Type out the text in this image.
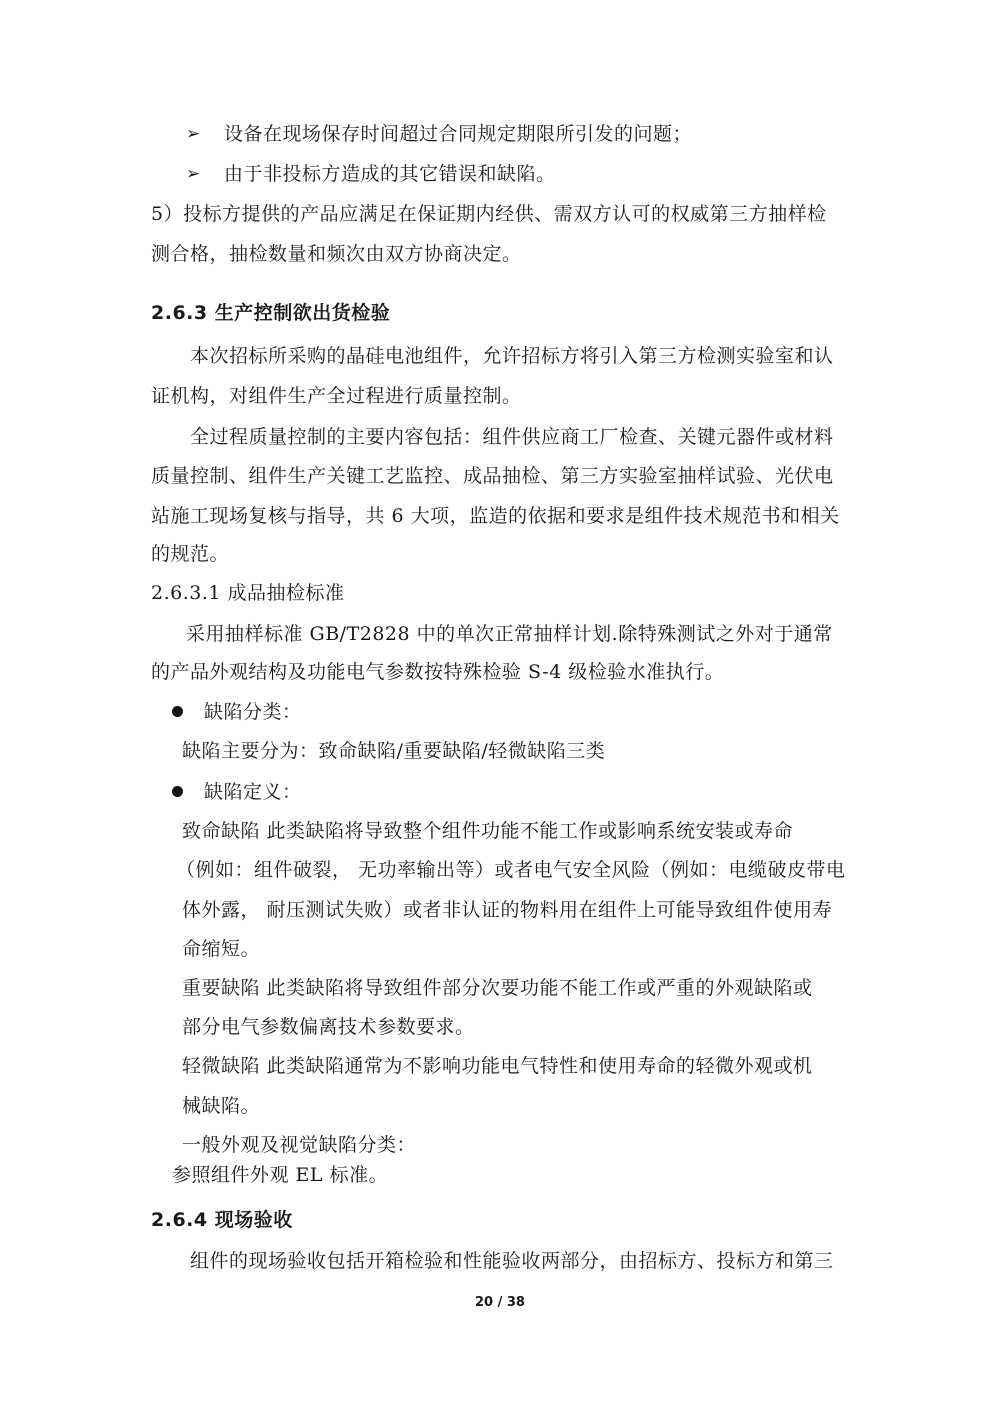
➢ 设备在现场保存时间超过合同规定期限所引发的问题；
➢ 由于非投标方造成的其它错误和缺陷。
5）投标方提供的产品应满足在保证期内经供、需双方认可的权威第三方抽样检
测合格，抽检数量和频次由双方协商决定。
2.6.3 生产控制欲出货检验
本次招标所采购的晶硅电池组件，允许招标方将引入第三方检测实验室和认
证机构，对组件生产全过程进行质量控制。
全过程质量控制的主要内容包括：组件供应商工厂检查、关键元器件或材料
质量控制、组件生产关键工艺监控、成品抽检、第三方实验室抽样试验、光伏电
站施工现场复核与指导，共 6 大项，监造的依据和要求是组件技术规范书和相关
的规范。
2.6.3.1 成品抽检标准
采用抽样标准 GB/T2828 中的单次正常抽样计划.除特殊测试之外对于通常
的产品外观结构及功能电气参数按特殊检验 S-4 级检验水准执行。
缺陷分类：
缺陷主要分为：致命缺陷/重要缺陷/轻微缺陷三类
缺陷定义：
致命缺陷 此类缺陷将导致整个组件功能不能工作或影响系统安装或寿命
（例如：组件破裂， 无功率输出等）或者电气安全风险（例如：电缆破皮带电
体外露， 耐压测试失败）或者非认证的物料用在组件上可能导致组件使用寿
命缩短。
重要缺陷 此类缺陷将导致组件部分次要功能不能工作或严重的外观缺陷或
部分电气参数偏离技术参数要求。
轻微缺陷 此类缺陷通常为不影响功能电气特性和使用寿命的轻微外观或机
械缺陷。
一般外观及视觉缺陷分类：
参照组件外观 EL 标准。
2.6.4 现场验收
组件的现场验收包括开箱检验和性能验收两部分，由招标方、投标方和第三
20 / 38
········
BRIEF:
Retype the listing exactly. Pictures do not belong in the copy.

FINISHED ANSWER:
Type out the text in this image.
➢ 设备在现场保存时间超过合同规定期限所引发的问题；
➢ 由于非投标方造成的其它错误和缺陷。
5）投标方提供的产品应满足在保证期内经供、需双方认可的权威第三方抽样检
测合格，抽检数量和频次由双方协商决定。
2.6.3 生产控制欲出货检验
本次招标所采购的晶硅电池组件，允许招标方将引入第三方检测实验室和认
证机构，对组件生产全过程进行质量控制。
全过程质量控制的主要内容包括：组件供应商工厂检查、关键元器件或材料
质量控制、组件生产关键工艺监控、成品抽检、第三方实验室抽样试验、光伏电
站施工现场复核与指导，共 6 大项，监造的依据和要求是组件技术规范书和相关
的规范。
2.6.3.1 成品抽检标准
采用抽样标准 GB/T2828 中的单次正常抽样计划.除特殊测试之外对于通常
的产品外观结构及功能电气参数按特殊检验 S-4 级检验水准执行。
缺陷分类：
缺陷主要分为：致命缺陷/重要缺陷/轻微缺陷三类
缺陷定义：
致命缺陷 此类缺陷将导致整个组件功能不能工作或影响系统安装或寿命
（例如：组件破裂， 无功率输出等）或者电气安全风险（例如：电缆破皮带电
体外露， 耐压测试失败）或者非认证的物料用在组件上可能导致组件使用寿
命缩短。
重要缺陷 此类缺陷将导致组件部分次要功能不能工作或严重的外观缺陷或
部分电气参数偏离技术参数要求。
轻微缺陷 此类缺陷通常为不影响功能电气特性和使用寿命的轻微外观或机
械缺陷。
一般外观及视觉缺陷分类：
参照组件外观 EL 标准。
2.6.4 现场验收
组件的现场验收包括开箱检验和性能验收两部分，由招标方、投标方和第三
20 / 38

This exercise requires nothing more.